*Task details*
Reproduce, unchanged, the lines of the listing below from the line with "column-header-notes: Notes xyxy=(750,308,777,319)" up to and including the line with "table-row: a f 4".
..............................
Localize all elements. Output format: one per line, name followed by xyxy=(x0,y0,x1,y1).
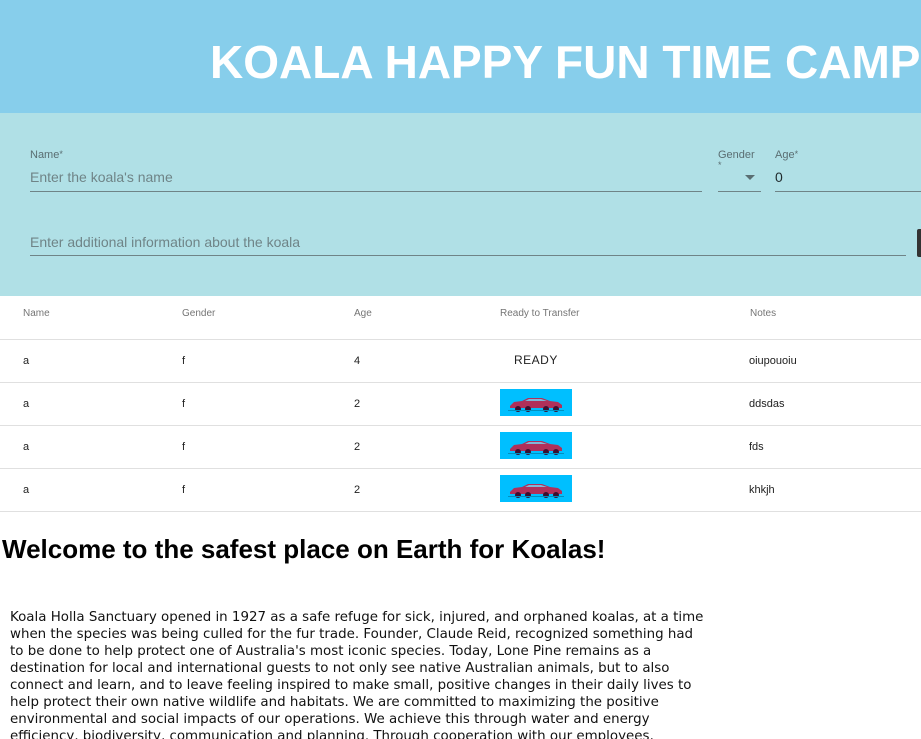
column-header-notes: Notes xyxy=(750,308,777,319)
column-header-gender: Gender xyxy=(182,308,216,319)
cell-age: 2 xyxy=(354,484,361,496)
table-header-row: Name Gender Age Ready to Transfer Notes xyxy=(0,296,921,340)
cell-notes: fds xyxy=(749,441,764,453)
table-row: a f 2 khkjh xyxy=(0,469,921,512)
table-row: a f 2 ddsdas xyxy=(0,383,921,426)
koala-form: Name* Gender * Age* 0 xyxy=(0,113,921,296)
age-underline xyxy=(775,191,921,192)
transfer-car-image xyxy=(500,475,572,502)
caret-down-icon xyxy=(745,175,755,180)
cell-age: 2 xyxy=(354,398,361,410)
cell-name: a xyxy=(23,484,30,496)
ready-transfer-button[interactable]: READY xyxy=(514,353,558,367)
cell-gender: f xyxy=(182,441,186,453)
cell-gender: f xyxy=(182,355,186,367)
column-header-age: Age xyxy=(354,308,372,319)
table-row: a f 4 READY oiupouoiu xyxy=(0,340,921,383)
cell-notes: ddsdas xyxy=(749,398,785,410)
age-required-mark: * xyxy=(794,149,799,159)
age-label-text: Age xyxy=(775,149,795,161)
cell-gender: f xyxy=(182,484,186,496)
cell-age: 2 xyxy=(354,441,361,453)
name-field-label: Name* xyxy=(30,149,63,161)
page-title: KOALA HAPPY FUN TIME CAMP xyxy=(210,36,921,88)
name-required-mark: * xyxy=(59,149,63,159)
cell-notes: oiupouoiu xyxy=(749,355,797,367)
cell-age: 4 xyxy=(354,355,361,367)
cell-gender: f xyxy=(182,398,186,410)
article-body: Koala Holla Sanctuary opened in 1927 as … xyxy=(10,610,704,739)
gender-label-text: Gender xyxy=(718,149,755,161)
column-header-name: Name xyxy=(23,308,50,319)
name-underline xyxy=(30,191,702,192)
notes-underline xyxy=(30,255,906,256)
notes-input[interactable] xyxy=(30,233,906,251)
gender-select[interactable] xyxy=(718,165,761,191)
transfer-car-image xyxy=(500,432,572,459)
cell-notes: khkjh xyxy=(749,484,775,496)
koala-camp-page: KOALA HAPPY FUN TIME CAMP Name* Gender *… xyxy=(0,0,921,739)
car-icon xyxy=(508,398,564,412)
cell-name: a xyxy=(23,398,30,410)
submit-button-edge[interactable] xyxy=(917,229,921,257)
transfer-car-image xyxy=(500,389,572,416)
table-row: a f 2 fds xyxy=(0,426,921,469)
gender-field-label: Gender xyxy=(718,149,755,161)
page-header: KOALA HAPPY FUN TIME CAMP xyxy=(0,0,921,113)
car-icon xyxy=(508,484,564,498)
welcome-heading: Welcome to the safest place on Earth for… xyxy=(2,534,606,564)
age-field-label: Age* xyxy=(775,149,798,161)
name-label-text: Name xyxy=(30,149,60,161)
gender-underline xyxy=(718,191,761,192)
age-input[interactable]: 0 xyxy=(775,169,783,185)
column-header-ready: Ready to Transfer xyxy=(500,308,580,319)
cell-name: a xyxy=(23,355,30,367)
name-input[interactable] xyxy=(30,168,702,186)
car-icon xyxy=(508,441,564,455)
cell-name: a xyxy=(23,441,30,453)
..............................
*Solution below*
column-header-notes: Notes xyxy=(750,308,777,319)
column-header-gender: Gender xyxy=(182,308,216,319)
cell-age: 2 xyxy=(354,484,361,496)
table-header-row: Name Gender Age Ready to Transfer Notes xyxy=(0,296,921,340)
cell-notes: fds xyxy=(749,441,764,453)
table-row: a f 2 khkjh xyxy=(0,469,921,512)
table-row: a f 2 ddsdas xyxy=(0,383,921,426)
koala-form: Name* Gender * Age* 0 xyxy=(0,113,921,296)
age-underline xyxy=(775,191,921,192)
transfer-car-image xyxy=(500,475,572,502)
caret-down-icon xyxy=(745,175,755,180)
cell-age: 2 xyxy=(354,398,361,410)
cell-name: a xyxy=(23,484,30,496)
ready-transfer-button[interactable]: READY xyxy=(514,353,558,367)
cell-gender: f xyxy=(182,441,186,453)
cell-gender: f xyxy=(182,355,186,367)
column-header-age: Age xyxy=(354,308,372,319)
table-row: a f 4 READY oiupouoiu xyxy=(0,340,921,383)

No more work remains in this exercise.